EXERCISE PROMPT:
Identify every line containing the word "name" and reproduce each one.
— begin —
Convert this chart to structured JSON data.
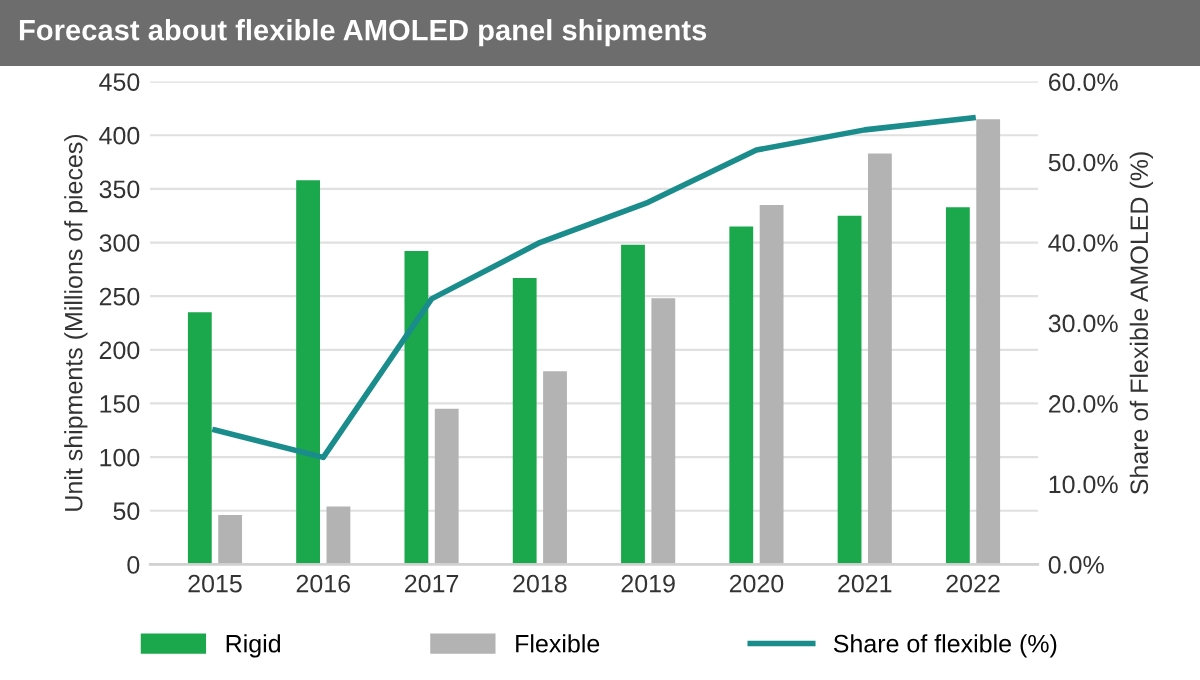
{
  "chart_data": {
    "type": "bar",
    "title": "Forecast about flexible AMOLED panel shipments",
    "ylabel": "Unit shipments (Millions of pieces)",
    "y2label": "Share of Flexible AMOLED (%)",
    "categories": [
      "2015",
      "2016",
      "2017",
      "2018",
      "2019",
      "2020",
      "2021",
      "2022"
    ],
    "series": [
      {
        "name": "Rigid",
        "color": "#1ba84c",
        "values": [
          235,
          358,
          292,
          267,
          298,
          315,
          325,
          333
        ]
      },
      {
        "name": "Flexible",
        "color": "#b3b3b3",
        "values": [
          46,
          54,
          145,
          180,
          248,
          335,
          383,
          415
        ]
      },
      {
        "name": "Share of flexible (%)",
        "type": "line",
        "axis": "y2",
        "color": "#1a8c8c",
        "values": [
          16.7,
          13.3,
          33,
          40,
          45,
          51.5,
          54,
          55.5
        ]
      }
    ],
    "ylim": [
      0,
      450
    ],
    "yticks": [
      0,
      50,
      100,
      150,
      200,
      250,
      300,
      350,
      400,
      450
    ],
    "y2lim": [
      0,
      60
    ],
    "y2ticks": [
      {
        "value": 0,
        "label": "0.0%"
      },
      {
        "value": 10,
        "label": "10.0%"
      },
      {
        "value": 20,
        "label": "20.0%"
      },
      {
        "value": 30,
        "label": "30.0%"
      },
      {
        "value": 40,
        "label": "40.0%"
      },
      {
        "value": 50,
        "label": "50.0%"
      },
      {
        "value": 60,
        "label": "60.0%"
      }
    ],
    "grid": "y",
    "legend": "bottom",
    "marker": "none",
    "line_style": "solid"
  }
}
— end —
FULL SOLUTION:
        "name": "Rigid",
        "name": "Flexible",
        "name": "Share of flexible (%)",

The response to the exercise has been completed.